> _INFORMATION SUPPLIED_
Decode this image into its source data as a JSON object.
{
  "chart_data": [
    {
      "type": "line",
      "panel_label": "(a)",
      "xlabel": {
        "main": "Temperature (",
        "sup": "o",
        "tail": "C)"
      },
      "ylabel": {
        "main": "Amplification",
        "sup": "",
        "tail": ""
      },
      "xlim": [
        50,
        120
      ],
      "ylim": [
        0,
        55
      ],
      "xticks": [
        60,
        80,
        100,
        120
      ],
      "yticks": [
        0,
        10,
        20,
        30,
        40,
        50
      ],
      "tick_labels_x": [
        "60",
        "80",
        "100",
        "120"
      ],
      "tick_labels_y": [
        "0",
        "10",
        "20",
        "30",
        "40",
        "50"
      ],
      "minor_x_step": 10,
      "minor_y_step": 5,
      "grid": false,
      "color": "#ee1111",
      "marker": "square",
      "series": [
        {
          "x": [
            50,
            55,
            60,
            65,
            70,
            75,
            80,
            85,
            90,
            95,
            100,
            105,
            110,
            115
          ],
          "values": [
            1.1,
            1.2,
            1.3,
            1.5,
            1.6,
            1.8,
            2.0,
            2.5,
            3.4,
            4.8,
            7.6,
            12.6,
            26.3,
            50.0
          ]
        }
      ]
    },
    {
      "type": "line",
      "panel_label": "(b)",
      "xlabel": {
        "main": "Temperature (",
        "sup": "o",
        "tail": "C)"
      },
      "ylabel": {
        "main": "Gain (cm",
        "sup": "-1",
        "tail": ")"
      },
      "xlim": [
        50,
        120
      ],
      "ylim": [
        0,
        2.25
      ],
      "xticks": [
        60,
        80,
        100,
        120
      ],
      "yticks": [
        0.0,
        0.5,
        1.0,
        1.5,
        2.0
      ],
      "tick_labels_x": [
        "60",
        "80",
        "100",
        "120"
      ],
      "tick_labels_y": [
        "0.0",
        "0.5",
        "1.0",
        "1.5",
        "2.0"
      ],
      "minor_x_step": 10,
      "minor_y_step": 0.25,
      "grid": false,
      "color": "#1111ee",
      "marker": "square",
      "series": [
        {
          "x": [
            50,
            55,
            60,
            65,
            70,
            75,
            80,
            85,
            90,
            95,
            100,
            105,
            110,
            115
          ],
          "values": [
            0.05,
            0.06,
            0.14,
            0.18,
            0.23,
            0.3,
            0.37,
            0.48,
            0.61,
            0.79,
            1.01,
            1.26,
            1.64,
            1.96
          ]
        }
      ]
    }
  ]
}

> _REQUIRED WORK_
Extract the full set of entries word for word.

> _TASK ANSWER_
Decode this image into its source data as a JSON object.
{
  "chart_data": [
    {
      "type": "line",
      "panel_label": "(a)",
      "xlabel": {
        "main": "Temperature (",
        "sup": "o",
        "tail": "C)"
      },
      "ylabel": {
        "main": "Amplification",
        "sup": "",
        "tail": ""
      },
      "xlim": [
        50,
        120
      ],
      "ylim": [
        0,
        55
      ],
      "xticks": [
        60,
        80,
        100,
        120
      ],
      "yticks": [
        0,
        10,
        20,
        30,
        40,
        50
      ],
      "tick_labels_x": [
        "60",
        "80",
        "100",
        "120"
      ],
      "tick_labels_y": [
        "0",
        "10",
        "20",
        "30",
        "40",
        "50"
      ],
      "minor_x_step": 10,
      "minor_y_step": 5,
      "grid": false,
      "color": "#ee1111",
      "marker": "square",
      "series": [
        {
          "x": [
            50,
            55,
            60,
            65,
            70,
            75,
            80,
            85,
            90,
            95,
            100,
            105,
            110,
            115
          ],
          "values": [
            1.1,
            1.2,
            1.3,
            1.5,
            1.6,
            1.8,
            2.0,
            2.5,
            3.4,
            4.8,
            7.6,
            12.6,
            26.3,
            50.0
          ]
        }
      ]
    },
    {
      "type": "line",
      "panel_label": "(b)",
      "xlabel": {
        "main": "Temperature (",
        "sup": "o",
        "tail": "C)"
      },
      "ylabel": {
        "main": "Gain (cm",
        "sup": "-1",
        "tail": ")"
      },
      "xlim": [
        50,
        120
      ],
      "ylim": [
        0,
        2.25
      ],
      "xticks": [
        60,
        80,
        100,
        120
      ],
      "yticks": [
        0.0,
        0.5,
        1.0,
        1.5,
        2.0
      ],
      "tick_labels_x": [
        "60",
        "80",
        "100",
        "120"
      ],
      "tick_labels_y": [
        "0.0",
        "0.5",
        "1.0",
        "1.5",
        "2.0"
      ],
      "minor_x_step": 10,
      "minor_y_step": 0.25,
      "grid": false,
      "color": "#1111ee",
      "marker": "square",
      "series": [
        {
          "x": [
            50,
            55,
            60,
            65,
            70,
            75,
            80,
            85,
            90,
            95,
            100,
            105,
            110,
            115
          ],
          "values": [
            0.05,
            0.06,
            0.14,
            0.18,
            0.23,
            0.3,
            0.37,
            0.48,
            0.61,
            0.79,
            1.01,
            1.26,
            1.64,
            1.96
          ]
        }
      ]
    }
  ]
}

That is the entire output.